(Entries of transcribed document text)
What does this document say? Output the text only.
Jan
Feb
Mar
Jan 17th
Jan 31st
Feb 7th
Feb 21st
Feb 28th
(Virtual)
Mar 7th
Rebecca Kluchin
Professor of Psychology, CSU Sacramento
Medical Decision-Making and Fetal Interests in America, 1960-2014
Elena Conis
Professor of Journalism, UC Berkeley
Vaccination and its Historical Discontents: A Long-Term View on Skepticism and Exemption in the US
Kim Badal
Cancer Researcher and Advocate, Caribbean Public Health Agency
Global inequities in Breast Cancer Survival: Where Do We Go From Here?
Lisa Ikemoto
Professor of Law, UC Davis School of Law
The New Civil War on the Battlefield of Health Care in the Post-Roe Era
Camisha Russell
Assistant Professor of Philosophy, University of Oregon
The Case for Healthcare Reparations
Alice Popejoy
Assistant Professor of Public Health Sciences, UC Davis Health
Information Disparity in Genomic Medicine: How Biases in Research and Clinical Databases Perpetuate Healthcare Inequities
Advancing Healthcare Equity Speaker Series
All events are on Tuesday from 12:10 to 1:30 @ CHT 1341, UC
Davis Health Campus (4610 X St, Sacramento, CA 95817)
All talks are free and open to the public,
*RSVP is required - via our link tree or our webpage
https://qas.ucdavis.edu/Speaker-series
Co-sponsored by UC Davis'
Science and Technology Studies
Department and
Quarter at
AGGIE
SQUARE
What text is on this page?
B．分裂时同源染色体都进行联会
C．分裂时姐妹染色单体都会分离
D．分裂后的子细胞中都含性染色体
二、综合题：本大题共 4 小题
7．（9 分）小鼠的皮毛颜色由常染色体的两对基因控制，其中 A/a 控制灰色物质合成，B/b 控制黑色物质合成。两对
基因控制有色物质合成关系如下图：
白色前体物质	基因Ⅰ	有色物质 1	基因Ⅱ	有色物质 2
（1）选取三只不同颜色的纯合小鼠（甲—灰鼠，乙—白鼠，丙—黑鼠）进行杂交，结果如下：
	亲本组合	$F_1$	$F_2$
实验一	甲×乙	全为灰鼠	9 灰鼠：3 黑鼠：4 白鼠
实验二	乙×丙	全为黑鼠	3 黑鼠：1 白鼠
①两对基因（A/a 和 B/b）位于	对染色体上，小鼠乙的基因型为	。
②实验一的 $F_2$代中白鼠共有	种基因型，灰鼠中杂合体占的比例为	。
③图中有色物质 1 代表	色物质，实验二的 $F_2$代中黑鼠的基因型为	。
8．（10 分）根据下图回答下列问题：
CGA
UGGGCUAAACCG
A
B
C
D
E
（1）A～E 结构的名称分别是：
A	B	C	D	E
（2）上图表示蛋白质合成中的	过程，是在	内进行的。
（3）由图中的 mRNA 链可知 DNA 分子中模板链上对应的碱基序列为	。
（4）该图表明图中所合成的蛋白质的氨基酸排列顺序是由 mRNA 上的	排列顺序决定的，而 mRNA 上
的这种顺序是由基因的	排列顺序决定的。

Problem details → Output an identical copy of every record above.

Exercise solution →
What does this document say? Output the text only.
Jan
Feb
Mar
Jan 17th
Jan 31st
Feb 7th
Feb 21st
Feb 28th
(Virtual)
Mar 7th
Rebecca Kluchin
Professor of Psychology, CSU Sacramento
Medical Decision-Making and Fetal Interests in America, 1960-2014
Elena Conis
Professor of Journalism, UC Berkeley
Vaccination and its Historical Discontents: A Long-Term View on Skepticism and Exemption in the US
Kim Badal
Cancer Researcher and Advocate, Caribbean Public Health Agency
Global inequities in Breast Cancer Survival: Where Do We Go From Here?
Lisa Ikemoto
Professor of Law, UC Davis School of Law
The New Civil War on the Battlefield of Health Care in the Post-Roe Era
Camisha Russell
Assistant Professor of Philosophy, University of Oregon
The Case for Healthcare Reparations
Alice Popejoy
Assistant Professor of Public Health Sciences, UC Davis Health
Information Disparity in Genomic Medicine: How Biases in Research and Clinical Databases Perpetuate Healthcare Inequities
Advancing Healthcare Equity Speaker Series
All events are on Tuesday from 12:10 to 1:30 @ CHT 1341, UC
Davis Health Campus (4610 X St, Sacramento, CA 95817)
All talks are free and open to the public,
*RSVP is required - via our link tree or our webpage
https://qas.ucdavis.edu/Speaker-series
Co-sponsored by UC Davis'
Science and Technology Studies
Department and
Quarter at
AGGIE
SQUARE
What text is on this page?
B．分裂时同源染色体都进行联会
C．分裂时姐妹染色单体都会分离
D．分裂后的子细胞中都含性染色体
二、综合题：本大题共 4 小题
7．（9 分）小鼠的皮毛颜色由常染色体的两对基因控制，其中 A/a 控制灰色物质合成，B/b 控制黑色物质合成。两对
基因控制有色物质合成关系如下图：
白色前体物质	基因Ⅰ	有色物质 1	基因Ⅱ	有色物质 2
（1）选取三只不同颜色的纯合小鼠（甲—灰鼠，乙—白鼠，丙—黑鼠）进行杂交，结果如下：
	亲本组合	$F_1$	$F_2$
实验一	甲×乙	全为灰鼠	9 灰鼠：3 黑鼠：4 白鼠
实验二	乙×丙	全为黑鼠	3 黑鼠：1 白鼠
①两对基因（A/a 和 B/b）位于	对染色体上，小鼠乙的基因型为	。
②实验一的 $F_2$代中白鼠共有	种基因型，灰鼠中杂合体占的比例为	。
③图中有色物质 1 代表	色物质，实验二的 $F_2$代中黑鼠的基因型为	。
8．（10 分）根据下图回答下列问题：
CGA
UGGGCUAAACCG
A
B
C
D
E
（1）A～E 结构的名称分别是：
A	B	C	D	E
（2）上图表示蛋白质合成中的	过程，是在	内进行的。
（3）由图中的 mRNA 链可知 DNA 分子中模板链上对应的碱基序列为	。
（4）该图表明图中所合成的蛋白质的氨基酸排列顺序是由 mRNA 上的	排列顺序决定的，而 mRNA 上
的这种顺序是由基因的	排列顺序决定的。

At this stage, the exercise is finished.